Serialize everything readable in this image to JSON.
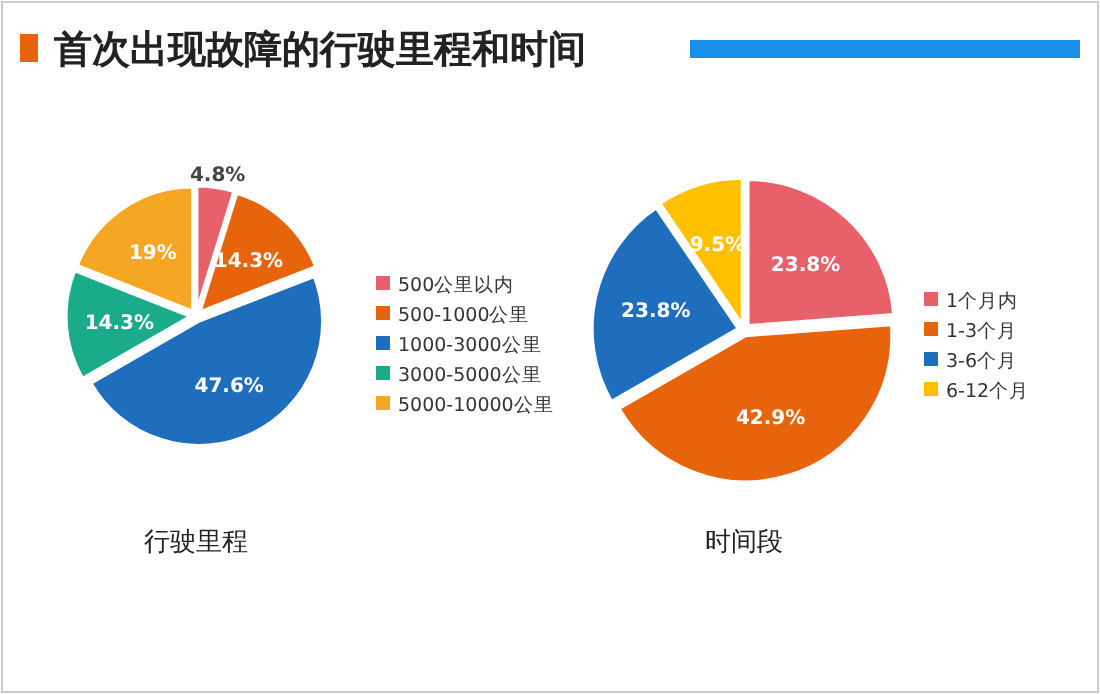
{
  "chart_data": [
    {
      "type": "pie",
      "title": "首次出现故障的行驶里程和时间",
      "xlabel": "行驶里程",
      "legend": "right",
      "categories": [
        "500公里以内",
        "500-1000公里",
        "1000-3000公里",
        "3000-5000公里",
        "5000-10000公里"
      ],
      "values": [
        4.8,
        14.3,
        47.6,
        14.3,
        19
      ],
      "value_labels": [
        "4.8%",
        "14.3%",
        "47.6%",
        "14.3%",
        "19%"
      ],
      "colors": [
        "#e8606a",
        "#e8640c",
        "#1f6ebd",
        "#1aab8a",
        "#f5a623"
      ]
    },
    {
      "type": "pie",
      "xlabel": "时间段",
      "legend": "right",
      "categories": [
        "1个月内",
        "1-3个月",
        "3-6个月",
        "6-12个月"
      ],
      "values": [
        23.8,
        42.9,
        23.8,
        9.5
      ],
      "value_labels": [
        "23.8%",
        "42.9%",
        "23.8%",
        "9.5%"
      ],
      "colors": [
        "#e8606a",
        "#e8640c",
        "#1f6ebd",
        "#ffc000"
      ]
    }
  ]
}
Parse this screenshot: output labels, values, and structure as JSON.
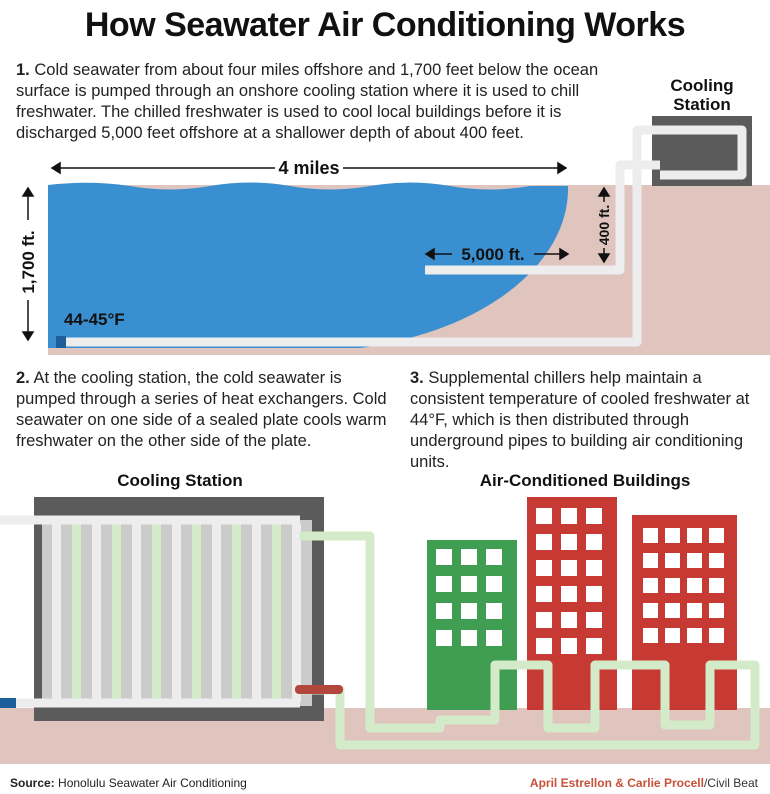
{
  "title": "How Seawater Air Conditioning Works",
  "step1": {
    "num": "1.",
    "text": "Cold seawater from about four miles offshore and 1,700 feet below the ocean surface is pumped through an onshore cooling station where it is used to chill freshwater. The chilled freshwater is used to cool local buildings before it is discharged 5,000 feet offshore at a shallower depth of about 400 feet."
  },
  "step2": {
    "num": "2.",
    "text": "At the cooling station, the cold seawater is pumped through a series of heat exchangers. Cold seawater on one side of a sealed plate cools warm freshwater on the other side of the plate."
  },
  "step3": {
    "num": "3.",
    "text": "Supplemental chillers help maintain a consistent temperature of cooled freshwater at 44°F, which is then distributed through underground pipes to building air conditioning units."
  },
  "labels": {
    "cooling_station_top_line1": "Cooling",
    "cooling_station_top_line2": "Station",
    "distance_4_miles": "4 miles",
    "depth_1700": "1,700 ft.",
    "distance_5000": "5,000 ft.",
    "depth_400": "400 ft.",
    "temperature": "44-45°F",
    "cooling_station_bottom": "Cooling Station",
    "buildings": "Air-Conditioned Buildings"
  },
  "footer": {
    "source_label": "Source:",
    "source_text": " Honolulu Seawater Air Conditioning",
    "credit_authors": "April Estrellon & Carlie Procell",
    "credit_org": "/Civil Beat"
  },
  "colors": {
    "ocean": "#3a8fd1",
    "land": "#e0c4be",
    "station": "#5b5b5b",
    "pipe_cold": "#ededed",
    "pipe_fresh": "#d4ebc9",
    "building_green": "#3f9e51",
    "building_red": "#c73a33",
    "window": "#ffffff"
  }
}
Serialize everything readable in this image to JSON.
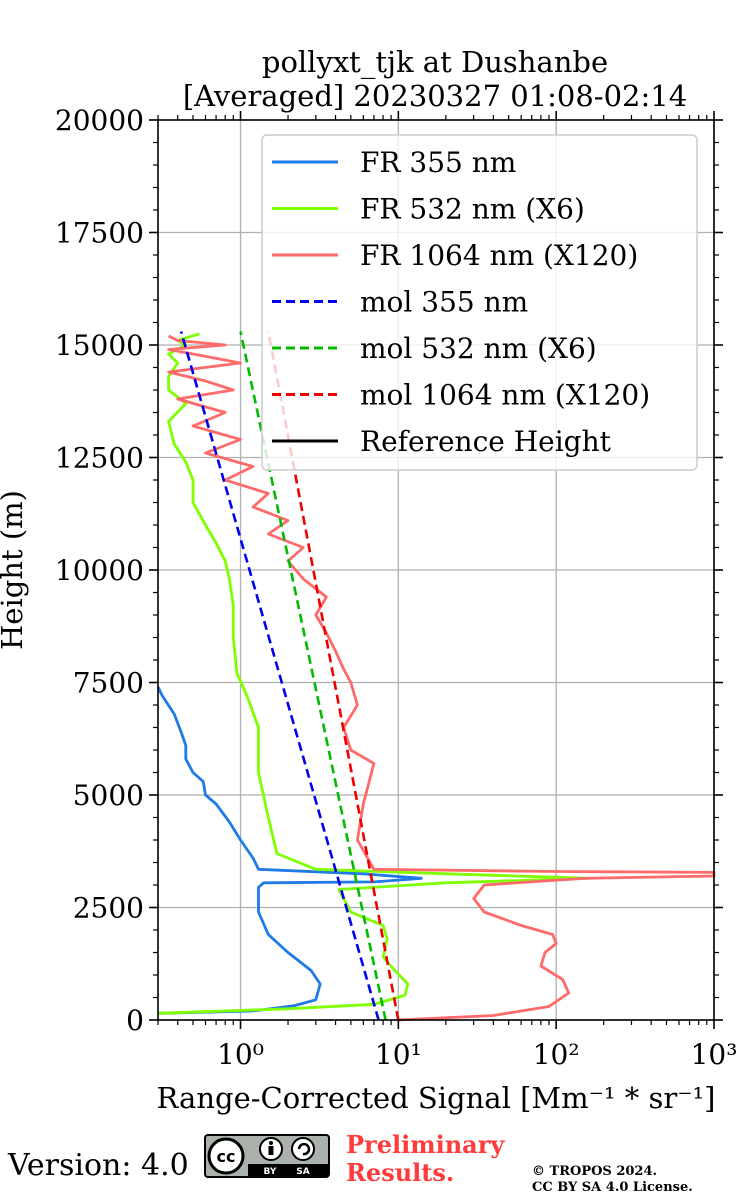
{
  "chart_data": {
    "type": "line",
    "title": "pollyxt_tjk at Dushanbe",
    "subtitle": "[Averaged] 20230327 01:08-02:14",
    "xlabel": "Range-Corrected Signal [Mm⁻¹ * sr⁻¹]",
    "ylabel": "Height (m)",
    "xscale": "log",
    "xlim": [
      0.3,
      1000
    ],
    "ylim": [
      0,
      20000
    ],
    "x_ticks": [
      1,
      10,
      100,
      1000
    ],
    "x_tick_labels": [
      "10⁰",
      "10¹",
      "10²",
      "10³"
    ],
    "y_ticks": [
      0,
      2500,
      5000,
      7500,
      10000,
      12500,
      15000,
      17500,
      20000
    ],
    "y_tick_labels": [
      "0",
      "2500",
      "5000",
      "7500",
      "10000",
      "12500",
      "15000",
      "17500",
      "20000"
    ],
    "grid": true,
    "legend_position": "top-right",
    "series": [
      {
        "name": "FR 355 nm",
        "color": "#1f7be6",
        "style": "solid",
        "x": [
          0.3,
          1.2,
          2.2,
          3.0,
          3.2,
          2.8,
          2.0,
          1.5,
          1.3,
          1.3,
          1.4,
          7.0,
          14.0,
          6.0,
          1.3,
          1.2,
          1.0,
          0.85,
          0.7,
          0.6,
          0.58,
          0.5,
          0.45,
          0.45,
          0.42,
          0.38,
          0.32,
          0.3
        ],
        "y": [
          150,
          200,
          320,
          450,
          800,
          1100,
          1500,
          1900,
          2400,
          2950,
          3050,
          3070,
          3150,
          3250,
          3350,
          3600,
          4000,
          4400,
          4800,
          5000,
          5300,
          5500,
          5800,
          6100,
          6400,
          6800,
          7200,
          7400
        ]
      },
      {
        "name": "FR 532 nm (X6)",
        "color": "#7fff00",
        "style": "solid",
        "x": [
          0.3,
          2.0,
          7.0,
          11.0,
          11.5,
          9.5,
          8.0,
          8.5,
          8.0,
          5.0,
          4.2,
          20.0,
          160.0,
          20.0,
          3.0,
          1.7,
          1.5,
          1.3,
          1.3,
          1.1,
          0.95,
          0.9,
          0.9,
          0.85,
          0.8,
          0.7,
          0.6,
          0.5,
          0.5,
          0.45,
          0.38,
          0.35,
          0.45,
          0.35,
          0.35,
          0.4,
          0.35,
          0.45,
          0.4,
          0.55
        ],
        "y": [
          150,
          250,
          350,
          550,
          800,
          1100,
          1400,
          1800,
          2100,
          2400,
          2900,
          3050,
          3150,
          3250,
          3350,
          3700,
          4500,
          5500,
          6500,
          7200,
          7700,
          8500,
          9200,
          9800,
          10200,
          10600,
          11000,
          11500,
          12000,
          12400,
          12800,
          13300,
          13700,
          14000,
          14300,
          14600,
          14800,
          15000,
          15100,
          15250
        ]
      },
      {
        "name": "FR 1064 nm (X120)",
        "color": "#ff6b6b",
        "style": "solid",
        "x": [
          10.0,
          40.0,
          90.0,
          120.0,
          110.0,
          80.0,
          85.0,
          100.0,
          95.0,
          60.0,
          35.0,
          30.0,
          35.0,
          150.0,
          1000.0,
          1000.0,
          100.0,
          7.0,
          5.5,
          6.0,
          7.0,
          5.0,
          4.5,
          5.5,
          5.0,
          4.5,
          4.0,
          3.5,
          3.0,
          3.5,
          2.5,
          2.0,
          2.5,
          1.5,
          2.0,
          1.2,
          1.5,
          0.8,
          1.2,
          0.6,
          1.0,
          0.5,
          0.8,
          0.4,
          0.9,
          0.6,
          0.35,
          1.0,
          0.5,
          0.35,
          0.8,
          0.4,
          0.35
        ],
        "y": [
          0,
          100,
          300,
          600,
          900,
          1200,
          1500,
          1700,
          1900,
          2100,
          2400,
          2700,
          3000,
          3150,
          3200,
          3280,
          3300,
          3350,
          4000,
          4800,
          5700,
          6000,
          6500,
          7000,
          7500,
          7800,
          8200,
          8600,
          9000,
          9400,
          9800,
          10200,
          10500,
          10800,
          11100,
          11400,
          11700,
          12000,
          12300,
          12600,
          12900,
          13200,
          13500,
          13800,
          14000,
          14200,
          14400,
          14600,
          14800,
          14900,
          15000,
          15100,
          15200
        ]
      },
      {
        "name": "mol 355 nm",
        "color": "#0000ee",
        "style": "dashed",
        "x": [
          7.5,
          0.42
        ],
        "y": [
          0,
          15300
        ]
      },
      {
        "name": "mol 532 nm (X6)",
        "color": "#00bb00",
        "style": "dashed",
        "x": [
          8.3,
          1.0
        ],
        "y": [
          0,
          15300
        ]
      },
      {
        "name": "mol 1064 nm (X120)",
        "color": "#ee0000",
        "style": "dashed",
        "x": [
          10.0,
          1.5
        ],
        "y": [
          0,
          15300
        ]
      },
      {
        "name": "Reference Height",
        "color": "#000000",
        "style": "solid",
        "x": [],
        "y": []
      }
    ]
  },
  "footer": {
    "version": "Version: 4.0",
    "cc_by": "BY",
    "cc_sa": "SA",
    "cc_mark": "cc",
    "preliminary_line1": "Preliminary",
    "preliminary_line2": "Results.",
    "copyright_line1": "© TROPOS 2024.",
    "copyright_line2": "CC BY SA 4.0 License."
  }
}
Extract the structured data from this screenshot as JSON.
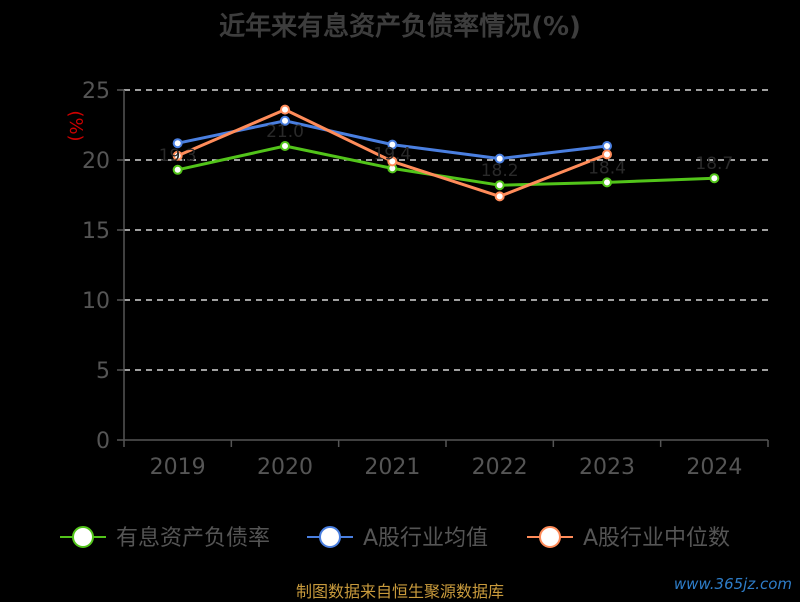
{
  "title": "近年来有息资产负债率情况(%)",
  "footer": "制图数据来自恒生聚源数据库",
  "watermark": "www.365jz.com",
  "colors": {
    "background": "#000000",
    "grid": "#ffffff",
    "axis": "#555555",
    "unit_label": "#cc0000"
  },
  "chart_data": {
    "type": "line",
    "title": "近年来有息资产负债率情况(%)",
    "ylabel": "(%)",
    "xlabel": "",
    "categories": [
      "2019",
      "2020",
      "2021",
      "2022",
      "2023",
      "2024"
    ],
    "ylim": [
      0,
      25
    ],
    "yticks": [
      0,
      5,
      10,
      15,
      20,
      25
    ],
    "grid": true,
    "legend_position": "bottom",
    "series": [
      {
        "name": "有息资产负债率",
        "color": "#52c41a",
        "values": [
          19.3,
          21.0,
          19.4,
          18.2,
          18.4,
          18.7
        ],
        "data_labels": [
          "19.3",
          "21.0",
          "19.4",
          "18.2",
          "18.4",
          "18.7"
        ]
      },
      {
        "name": "A股行业均值",
        "color": "#4a7fe0",
        "values": [
          21.2,
          22.8,
          21.1,
          20.1,
          21.0,
          null
        ]
      },
      {
        "name": "A股行业中位数",
        "color": "#ff8c5a",
        "values": [
          20.3,
          23.6,
          19.9,
          17.4,
          20.4,
          null
        ]
      }
    ]
  }
}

☆ ☆ ☆ ☆ ☆

DESCRIPTION OF THE TASK:
Scan the listing above. Collect all lines with the word "name".

SOLVED PROBLEM:
        "name": "FR 355 nm",
        "name": "FR 532 nm (X6)",
        "name": "FR 1064 nm (X120)",
        "name": "mol 355 nm",
        "name": "mol 532 nm (X6)",
        "name": "mol 1064 nm (X120)",
        "name": "Reference Height",
        "name": "有息资产负债率",
        "name": "A股行业均值",
        "name": "A股行业中位数",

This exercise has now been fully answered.